- Exercise requirements
Quote every entry word for word.

- Material to process

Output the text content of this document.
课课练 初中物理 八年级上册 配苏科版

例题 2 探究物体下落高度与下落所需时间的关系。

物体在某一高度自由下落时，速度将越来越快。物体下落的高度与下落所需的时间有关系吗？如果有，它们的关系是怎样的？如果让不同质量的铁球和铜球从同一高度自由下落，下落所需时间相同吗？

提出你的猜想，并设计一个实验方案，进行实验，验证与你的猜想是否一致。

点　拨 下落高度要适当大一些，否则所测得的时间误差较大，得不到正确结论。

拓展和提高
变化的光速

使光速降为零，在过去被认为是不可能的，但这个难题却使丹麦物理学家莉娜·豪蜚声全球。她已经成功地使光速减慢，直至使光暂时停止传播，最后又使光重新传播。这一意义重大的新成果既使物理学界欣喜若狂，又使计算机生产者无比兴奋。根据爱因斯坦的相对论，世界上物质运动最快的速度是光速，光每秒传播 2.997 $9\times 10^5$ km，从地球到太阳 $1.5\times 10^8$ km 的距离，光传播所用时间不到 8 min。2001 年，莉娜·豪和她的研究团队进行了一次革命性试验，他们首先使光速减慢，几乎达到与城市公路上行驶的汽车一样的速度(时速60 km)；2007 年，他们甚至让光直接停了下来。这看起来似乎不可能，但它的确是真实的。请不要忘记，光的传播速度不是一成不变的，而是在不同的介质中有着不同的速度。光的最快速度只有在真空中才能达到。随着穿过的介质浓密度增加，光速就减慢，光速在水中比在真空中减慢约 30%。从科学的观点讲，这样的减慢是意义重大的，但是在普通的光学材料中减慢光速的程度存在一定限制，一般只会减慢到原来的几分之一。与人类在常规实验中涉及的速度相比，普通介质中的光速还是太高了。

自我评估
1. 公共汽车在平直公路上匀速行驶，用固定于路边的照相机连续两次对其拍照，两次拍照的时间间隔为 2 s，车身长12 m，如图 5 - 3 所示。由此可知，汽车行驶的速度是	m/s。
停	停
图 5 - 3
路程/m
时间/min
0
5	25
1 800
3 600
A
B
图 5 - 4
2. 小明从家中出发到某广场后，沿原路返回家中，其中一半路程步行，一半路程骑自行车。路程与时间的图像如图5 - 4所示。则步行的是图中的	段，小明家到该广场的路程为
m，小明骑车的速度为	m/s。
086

- Output of the exercise
Output the text content of this document.
课课练 初中物理 八年级上册 配苏科版

例题 2 探究物体下落高度与下落所需时间的关系。

物体在某一高度自由下落时，速度将越来越快。物体下落的高度与下落所需的时间有关系吗？如果有，它们的关系是怎样的？如果让不同质量的铁球和铜球从同一高度自由下落，下落所需时间相同吗？

提出你的猜想，并设计一个实验方案，进行实验，验证与你的猜想是否一致。

点　拨 下落高度要适当大一些，否则所测得的时间误差较大，得不到正确结论。

拓展和提高
变化的光速

使光速降为零，在过去被认为是不可能的，但这个难题却使丹麦物理学家莉娜·豪蜚声全球。她已经成功地使光速减慢，直至使光暂时停止传播，最后又使光重新传播。这一意义重大的新成果既使物理学界欣喜若狂，又使计算机生产者无比兴奋。根据爱因斯坦的相对论，世界上物质运动最快的速度是光速，光每秒传播 2.997 $9\times 10^5$ km，从地球到太阳 $1.5\times 10^8$ km 的距离，光传播所用时间不到 8 min。2001 年，莉娜·豪和她的研究团队进行了一次革命性试验，他们首先使光速减慢，几乎达到与城市公路上行驶的汽车一样的速度(时速60 km)；2007 年，他们甚至让光直接停了下来。这看起来似乎不可能，但它的确是真实的。请不要忘记，光的传播速度不是一成不变的，而是在不同的介质中有着不同的速度。光的最快速度只有在真空中才能达到。随着穿过的介质浓密度增加，光速就减慢，光速在水中比在真空中减慢约 30%。从科学的观点讲，这样的减慢是意义重大的，但是在普通的光学材料中减慢光速的程度存在一定限制，一般只会减慢到原来的几分之一。与人类在常规实验中涉及的速度相比，普通介质中的光速还是太高了。

自我评估
1. 公共汽车在平直公路上匀速行驶，用固定于路边的照相机连续两次对其拍照，两次拍照的时间间隔为 2 s，车身长12 m，如图 5 - 3 所示。由此可知，汽车行驶的速度是	m/s。
停	停
图 5 - 3
路程/m
时间/min
0
5	25
1 800
3 600
A
B
图 5 - 4
2. 小明从家中出发到某广场后，沿原路返回家中，其中一半路程步行，一半路程骑自行车。路程与时间的图像如图5 - 4所示。则步行的是图中的	段，小明家到该广场的路程为
m，小明骑车的速度为	m/s。
086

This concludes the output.